* **What to produce**: Reproduce each line exactly. Skip none.

=== The data ===

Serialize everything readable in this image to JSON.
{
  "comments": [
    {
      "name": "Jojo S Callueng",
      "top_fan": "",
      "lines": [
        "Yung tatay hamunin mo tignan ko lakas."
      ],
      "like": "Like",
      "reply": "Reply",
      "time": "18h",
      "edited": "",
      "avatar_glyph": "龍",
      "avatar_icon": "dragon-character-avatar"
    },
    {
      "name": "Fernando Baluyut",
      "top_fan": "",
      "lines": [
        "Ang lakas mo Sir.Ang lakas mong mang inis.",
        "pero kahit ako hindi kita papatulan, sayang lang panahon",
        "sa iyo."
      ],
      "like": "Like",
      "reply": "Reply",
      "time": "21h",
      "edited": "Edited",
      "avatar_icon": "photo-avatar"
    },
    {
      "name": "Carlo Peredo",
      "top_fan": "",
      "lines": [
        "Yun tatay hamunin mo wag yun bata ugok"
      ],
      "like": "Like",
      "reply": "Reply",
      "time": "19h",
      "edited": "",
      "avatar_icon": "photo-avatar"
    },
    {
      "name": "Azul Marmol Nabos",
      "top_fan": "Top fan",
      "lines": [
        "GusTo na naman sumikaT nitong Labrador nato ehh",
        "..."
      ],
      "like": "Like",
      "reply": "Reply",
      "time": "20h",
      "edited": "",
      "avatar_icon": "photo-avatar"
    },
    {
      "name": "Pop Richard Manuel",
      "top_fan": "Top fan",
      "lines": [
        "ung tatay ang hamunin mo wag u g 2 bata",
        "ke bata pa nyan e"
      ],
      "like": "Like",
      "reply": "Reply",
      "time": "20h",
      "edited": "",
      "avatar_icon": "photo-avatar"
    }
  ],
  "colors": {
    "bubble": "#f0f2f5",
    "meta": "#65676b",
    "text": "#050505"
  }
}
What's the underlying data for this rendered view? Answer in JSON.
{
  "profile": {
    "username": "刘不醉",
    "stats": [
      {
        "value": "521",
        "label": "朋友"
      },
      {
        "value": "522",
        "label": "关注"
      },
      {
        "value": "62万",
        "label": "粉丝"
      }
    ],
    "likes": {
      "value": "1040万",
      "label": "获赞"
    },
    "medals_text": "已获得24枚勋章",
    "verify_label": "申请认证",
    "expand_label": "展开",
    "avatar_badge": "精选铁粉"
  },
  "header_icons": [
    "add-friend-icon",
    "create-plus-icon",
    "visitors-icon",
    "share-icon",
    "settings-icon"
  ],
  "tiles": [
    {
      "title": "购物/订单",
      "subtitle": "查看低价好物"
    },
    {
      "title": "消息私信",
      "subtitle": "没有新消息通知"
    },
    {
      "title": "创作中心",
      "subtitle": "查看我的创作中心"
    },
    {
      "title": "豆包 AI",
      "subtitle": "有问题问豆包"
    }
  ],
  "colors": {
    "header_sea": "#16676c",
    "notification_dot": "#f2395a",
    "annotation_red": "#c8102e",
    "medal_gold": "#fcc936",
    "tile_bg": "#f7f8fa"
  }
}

===

* **Solution to the problem**:
Serialize everything readable in this image to JSON.
{
  "comments": [
    {
      "name": "Jojo S Callueng",
      "top_fan": "",
      "lines": [
        "Yung tatay hamunin mo tignan ko lakas."
      ],
      "like": "Like",
      "reply": "Reply",
      "time": "18h",
      "edited": "",
      "avatar_glyph": "龍",
      "avatar_icon": "dragon-character-avatar"
    },
    {
      "name": "Fernando Baluyut",
      "top_fan": "",
      "lines": [
        "Ang lakas mo Sir.Ang lakas mong mang inis.",
        "pero kahit ako hindi kita papatulan, sayang lang panahon",
        "sa iyo."
      ],
      "like": "Like",
      "reply": "Reply",
      "time": "21h",
      "edited": "Edited",
      "avatar_icon": "photo-avatar"
    },
    {
      "name": "Carlo Peredo",
      "top_fan": "",
      "lines": [
        "Yun tatay hamunin mo wag yun bata ugok"
      ],
      "like": "Like",
      "reply": "Reply",
      "time": "19h",
      "edited": "",
      "avatar_icon": "photo-avatar"
    },
    {
      "name": "Azul Marmol Nabos",
      "top_fan": "Top fan",
      "lines": [
        "GusTo na naman sumikaT nitong Labrador nato ehh",
        "..."
      ],
      "like": "Like",
      "reply": "Reply",
      "time": "20h",
      "edited": "",
      "avatar_icon": "photo-avatar"
    },
    {
      "name": "Pop Richard Manuel",
      "top_fan": "Top fan",
      "lines": [
        "ung tatay ang hamunin mo wag u g 2 bata",
        "ke bata pa nyan e"
      ],
      "like": "Like",
      "reply": "Reply",
      "time": "20h",
      "edited": "",
      "avatar_icon": "photo-avatar"
    }
  ],
  "colors": {
    "bubble": "#f0f2f5",
    "meta": "#65676b",
    "text": "#050505"
  }
}
What's the underlying data for this rendered view? Answer in JSON.
{
  "profile": {
    "username": "刘不醉",
    "stats": [
      {
        "value": "521",
        "label": "朋友"
      },
      {
        "value": "522",
        "label": "关注"
      },
      {
        "value": "62万",
        "label": "粉丝"
      }
    ],
    "likes": {
      "value": "1040万",
      "label": "获赞"
    },
    "medals_text": "已获得24枚勋章",
    "verify_label": "申请认证",
    "expand_label": "展开",
    "avatar_badge": "精选铁粉"
  },
  "header_icons": [
    "add-friend-icon",
    "create-plus-icon",
    "visitors-icon",
    "share-icon",
    "settings-icon"
  ],
  "tiles": [
    {
      "title": "购物/订单",
      "subtitle": "查看低价好物"
    },
    {
      "title": "消息私信",
      "subtitle": "没有新消息通知"
    },
    {
      "title": "创作中心",
      "subtitle": "查看我的创作中心"
    },
    {
      "title": "豆包 AI",
      "subtitle": "有问题问豆包"
    }
  ],
  "colors": {
    "header_sea": "#16676c",
    "notification_dot": "#f2395a",
    "annotation_red": "#c8102e",
    "medal_gold": "#fcc936",
    "tile_bg": "#f7f8fa"
  }
}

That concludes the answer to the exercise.